Supplied material ::

- - - - - - -

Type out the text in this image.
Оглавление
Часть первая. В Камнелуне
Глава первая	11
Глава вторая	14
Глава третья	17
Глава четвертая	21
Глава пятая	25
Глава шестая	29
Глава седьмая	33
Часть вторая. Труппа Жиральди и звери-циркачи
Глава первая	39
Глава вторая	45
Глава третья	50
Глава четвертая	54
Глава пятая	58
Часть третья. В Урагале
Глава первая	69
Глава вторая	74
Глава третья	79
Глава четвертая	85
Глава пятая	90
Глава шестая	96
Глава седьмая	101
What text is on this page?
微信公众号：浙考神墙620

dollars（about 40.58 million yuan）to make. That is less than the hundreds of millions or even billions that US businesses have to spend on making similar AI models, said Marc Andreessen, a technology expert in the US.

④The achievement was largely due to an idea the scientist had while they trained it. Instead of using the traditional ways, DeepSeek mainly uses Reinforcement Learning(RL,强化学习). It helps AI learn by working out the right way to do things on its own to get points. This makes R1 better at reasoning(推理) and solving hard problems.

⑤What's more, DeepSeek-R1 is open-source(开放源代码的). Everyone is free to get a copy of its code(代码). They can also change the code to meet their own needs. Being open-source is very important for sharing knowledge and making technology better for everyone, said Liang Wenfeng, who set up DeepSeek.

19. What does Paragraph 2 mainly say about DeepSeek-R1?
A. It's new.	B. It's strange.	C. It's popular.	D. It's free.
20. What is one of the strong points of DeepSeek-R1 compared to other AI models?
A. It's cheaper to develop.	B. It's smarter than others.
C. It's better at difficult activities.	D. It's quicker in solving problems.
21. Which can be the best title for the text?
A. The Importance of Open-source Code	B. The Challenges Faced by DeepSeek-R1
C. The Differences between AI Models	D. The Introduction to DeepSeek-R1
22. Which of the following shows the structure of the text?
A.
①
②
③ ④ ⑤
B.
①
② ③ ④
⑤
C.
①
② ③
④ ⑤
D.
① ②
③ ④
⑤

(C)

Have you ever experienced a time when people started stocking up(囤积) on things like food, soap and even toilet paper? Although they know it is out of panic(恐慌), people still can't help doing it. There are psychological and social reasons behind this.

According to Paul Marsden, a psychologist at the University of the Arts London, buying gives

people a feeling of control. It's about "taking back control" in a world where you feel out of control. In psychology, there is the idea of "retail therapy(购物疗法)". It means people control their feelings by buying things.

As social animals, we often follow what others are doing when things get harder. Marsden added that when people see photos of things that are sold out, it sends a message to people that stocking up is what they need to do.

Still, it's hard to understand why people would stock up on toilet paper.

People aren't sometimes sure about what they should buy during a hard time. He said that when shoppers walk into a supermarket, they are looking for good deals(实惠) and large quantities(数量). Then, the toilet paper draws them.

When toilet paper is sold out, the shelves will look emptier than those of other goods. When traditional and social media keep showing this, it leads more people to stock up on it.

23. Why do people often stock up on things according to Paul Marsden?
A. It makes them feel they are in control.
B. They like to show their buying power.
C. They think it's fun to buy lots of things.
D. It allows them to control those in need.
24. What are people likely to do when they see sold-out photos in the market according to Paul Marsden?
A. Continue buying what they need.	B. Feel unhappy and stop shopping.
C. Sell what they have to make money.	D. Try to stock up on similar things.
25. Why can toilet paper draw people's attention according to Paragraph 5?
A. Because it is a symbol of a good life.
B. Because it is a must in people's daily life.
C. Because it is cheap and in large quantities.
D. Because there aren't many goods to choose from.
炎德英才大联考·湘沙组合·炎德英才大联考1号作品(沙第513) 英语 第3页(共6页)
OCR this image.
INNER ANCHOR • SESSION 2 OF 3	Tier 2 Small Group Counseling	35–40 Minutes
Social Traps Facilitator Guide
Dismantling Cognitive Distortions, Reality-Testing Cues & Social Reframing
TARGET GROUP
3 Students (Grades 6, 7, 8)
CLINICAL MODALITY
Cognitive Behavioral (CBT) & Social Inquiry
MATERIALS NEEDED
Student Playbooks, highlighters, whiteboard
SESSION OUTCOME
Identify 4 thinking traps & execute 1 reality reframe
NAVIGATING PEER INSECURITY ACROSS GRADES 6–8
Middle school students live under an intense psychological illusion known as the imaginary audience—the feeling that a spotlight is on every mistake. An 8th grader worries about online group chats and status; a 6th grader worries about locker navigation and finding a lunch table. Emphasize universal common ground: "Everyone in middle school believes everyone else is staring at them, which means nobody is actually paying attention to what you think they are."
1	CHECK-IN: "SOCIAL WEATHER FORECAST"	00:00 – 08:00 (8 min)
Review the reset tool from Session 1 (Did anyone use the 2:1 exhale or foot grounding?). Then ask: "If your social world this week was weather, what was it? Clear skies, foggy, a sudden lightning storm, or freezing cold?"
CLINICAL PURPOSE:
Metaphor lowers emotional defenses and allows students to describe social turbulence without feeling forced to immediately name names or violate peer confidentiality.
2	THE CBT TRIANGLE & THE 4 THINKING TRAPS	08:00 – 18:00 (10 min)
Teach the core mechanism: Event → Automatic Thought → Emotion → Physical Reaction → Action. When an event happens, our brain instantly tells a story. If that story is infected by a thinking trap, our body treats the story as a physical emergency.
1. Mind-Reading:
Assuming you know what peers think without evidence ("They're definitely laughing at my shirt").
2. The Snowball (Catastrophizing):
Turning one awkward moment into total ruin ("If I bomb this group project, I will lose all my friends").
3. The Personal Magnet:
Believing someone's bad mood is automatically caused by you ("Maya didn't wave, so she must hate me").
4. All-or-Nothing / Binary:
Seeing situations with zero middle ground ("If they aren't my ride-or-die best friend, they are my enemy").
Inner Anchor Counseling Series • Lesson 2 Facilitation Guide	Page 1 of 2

- - - - - - -

Goal of the exercise :: Copy out each line that contains the word "Paragraph".

Exercise output ::
19. What does Paragraph 2 mainly say about DeepSeek-R1?
25. Why can toilet paper draw people's attention according to Paragraph 5?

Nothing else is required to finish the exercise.